- Task details -
Locate every line in the rows that contains the string "メディア提携承認方法の変更" and copy each one out. Matching is case-sensitive.
>> Begin Records provided
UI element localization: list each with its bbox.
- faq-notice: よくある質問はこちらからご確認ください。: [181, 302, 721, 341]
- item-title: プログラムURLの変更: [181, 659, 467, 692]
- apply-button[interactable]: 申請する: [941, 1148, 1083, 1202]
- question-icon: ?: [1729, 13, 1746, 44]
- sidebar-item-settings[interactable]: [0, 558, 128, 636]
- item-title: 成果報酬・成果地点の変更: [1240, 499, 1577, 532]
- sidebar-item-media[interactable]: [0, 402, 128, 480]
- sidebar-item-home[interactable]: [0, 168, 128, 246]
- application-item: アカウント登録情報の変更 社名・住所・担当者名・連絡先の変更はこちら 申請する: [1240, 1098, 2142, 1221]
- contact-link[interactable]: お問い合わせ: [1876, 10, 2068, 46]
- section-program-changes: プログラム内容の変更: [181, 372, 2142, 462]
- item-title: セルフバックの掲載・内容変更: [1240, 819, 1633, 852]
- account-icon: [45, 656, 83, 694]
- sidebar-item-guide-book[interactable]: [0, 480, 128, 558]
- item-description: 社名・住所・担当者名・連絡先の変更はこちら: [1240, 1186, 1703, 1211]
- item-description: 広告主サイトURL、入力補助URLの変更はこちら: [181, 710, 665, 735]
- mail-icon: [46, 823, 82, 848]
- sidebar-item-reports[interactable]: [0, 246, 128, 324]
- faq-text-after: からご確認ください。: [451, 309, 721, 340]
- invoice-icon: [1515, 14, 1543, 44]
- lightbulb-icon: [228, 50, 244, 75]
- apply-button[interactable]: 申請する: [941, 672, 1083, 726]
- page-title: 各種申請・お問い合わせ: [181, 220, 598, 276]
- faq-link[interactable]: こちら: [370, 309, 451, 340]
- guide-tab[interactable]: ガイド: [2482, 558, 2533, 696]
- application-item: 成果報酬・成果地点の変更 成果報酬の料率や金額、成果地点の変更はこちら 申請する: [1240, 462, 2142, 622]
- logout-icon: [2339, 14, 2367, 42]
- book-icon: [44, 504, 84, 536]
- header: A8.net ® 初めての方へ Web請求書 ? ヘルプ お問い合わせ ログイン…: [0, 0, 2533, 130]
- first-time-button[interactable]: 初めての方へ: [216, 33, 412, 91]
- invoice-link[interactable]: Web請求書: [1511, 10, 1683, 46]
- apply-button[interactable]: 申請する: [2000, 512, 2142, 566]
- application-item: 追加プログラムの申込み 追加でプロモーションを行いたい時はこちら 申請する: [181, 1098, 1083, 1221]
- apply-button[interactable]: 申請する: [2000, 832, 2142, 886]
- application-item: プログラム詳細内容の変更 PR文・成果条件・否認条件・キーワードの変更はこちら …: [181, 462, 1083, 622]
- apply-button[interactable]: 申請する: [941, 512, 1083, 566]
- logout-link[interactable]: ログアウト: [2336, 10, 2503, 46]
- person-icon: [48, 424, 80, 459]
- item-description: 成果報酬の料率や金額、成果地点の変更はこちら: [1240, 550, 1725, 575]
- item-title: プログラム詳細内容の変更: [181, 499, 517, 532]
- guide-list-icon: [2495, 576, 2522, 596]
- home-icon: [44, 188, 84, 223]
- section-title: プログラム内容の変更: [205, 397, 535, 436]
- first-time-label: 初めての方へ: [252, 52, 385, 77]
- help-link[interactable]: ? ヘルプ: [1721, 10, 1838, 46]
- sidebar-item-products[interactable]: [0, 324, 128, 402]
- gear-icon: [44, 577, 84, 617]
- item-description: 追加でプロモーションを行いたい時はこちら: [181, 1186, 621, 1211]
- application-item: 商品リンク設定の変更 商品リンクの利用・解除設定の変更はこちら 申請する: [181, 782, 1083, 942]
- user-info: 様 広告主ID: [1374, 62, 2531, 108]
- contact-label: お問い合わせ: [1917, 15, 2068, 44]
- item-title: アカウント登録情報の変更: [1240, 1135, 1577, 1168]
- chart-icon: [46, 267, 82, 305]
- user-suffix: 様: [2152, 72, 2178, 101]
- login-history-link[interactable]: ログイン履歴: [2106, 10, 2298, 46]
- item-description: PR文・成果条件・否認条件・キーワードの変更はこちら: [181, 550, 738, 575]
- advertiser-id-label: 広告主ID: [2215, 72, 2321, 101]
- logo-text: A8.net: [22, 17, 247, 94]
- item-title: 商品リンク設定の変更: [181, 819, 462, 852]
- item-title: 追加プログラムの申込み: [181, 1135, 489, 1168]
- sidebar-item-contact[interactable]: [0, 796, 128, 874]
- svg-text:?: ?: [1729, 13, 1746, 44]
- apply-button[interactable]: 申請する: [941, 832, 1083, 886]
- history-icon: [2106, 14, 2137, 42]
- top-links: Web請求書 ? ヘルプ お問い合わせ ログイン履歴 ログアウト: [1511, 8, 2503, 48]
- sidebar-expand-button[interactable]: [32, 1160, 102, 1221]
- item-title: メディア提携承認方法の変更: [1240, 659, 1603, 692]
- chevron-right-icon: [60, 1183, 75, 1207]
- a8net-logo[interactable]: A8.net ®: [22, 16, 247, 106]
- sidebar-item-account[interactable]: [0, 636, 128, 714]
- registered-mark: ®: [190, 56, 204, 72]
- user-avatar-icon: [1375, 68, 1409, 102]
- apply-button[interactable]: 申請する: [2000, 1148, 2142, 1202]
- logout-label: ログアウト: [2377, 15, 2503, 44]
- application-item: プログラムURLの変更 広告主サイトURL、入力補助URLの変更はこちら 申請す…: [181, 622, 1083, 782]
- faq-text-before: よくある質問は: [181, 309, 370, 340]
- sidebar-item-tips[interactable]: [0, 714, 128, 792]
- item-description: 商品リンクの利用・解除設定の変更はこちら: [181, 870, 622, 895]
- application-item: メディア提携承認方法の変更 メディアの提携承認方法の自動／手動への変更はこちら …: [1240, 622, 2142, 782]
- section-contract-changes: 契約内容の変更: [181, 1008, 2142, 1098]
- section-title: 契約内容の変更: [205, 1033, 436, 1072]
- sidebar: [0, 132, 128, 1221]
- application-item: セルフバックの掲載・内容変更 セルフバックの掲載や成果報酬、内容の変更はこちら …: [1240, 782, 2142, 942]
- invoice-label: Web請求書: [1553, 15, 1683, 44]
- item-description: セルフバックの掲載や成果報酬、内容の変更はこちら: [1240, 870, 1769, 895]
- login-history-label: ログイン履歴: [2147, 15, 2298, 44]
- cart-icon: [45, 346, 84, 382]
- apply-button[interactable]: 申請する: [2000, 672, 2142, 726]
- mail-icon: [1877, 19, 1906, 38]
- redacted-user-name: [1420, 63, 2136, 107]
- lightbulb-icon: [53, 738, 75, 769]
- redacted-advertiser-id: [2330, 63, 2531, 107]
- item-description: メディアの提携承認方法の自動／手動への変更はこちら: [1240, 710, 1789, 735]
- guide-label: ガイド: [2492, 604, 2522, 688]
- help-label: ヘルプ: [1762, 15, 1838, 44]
>> End Records provided
- Answer below -
- item-title: メディア提携承認方法の変更: [1240, 659, 1603, 692]
- application-item: メディア提携承認方法の変更 メディアの提携承認方法の自動／手動への変更はこちら …: [1240, 622, 2142, 782]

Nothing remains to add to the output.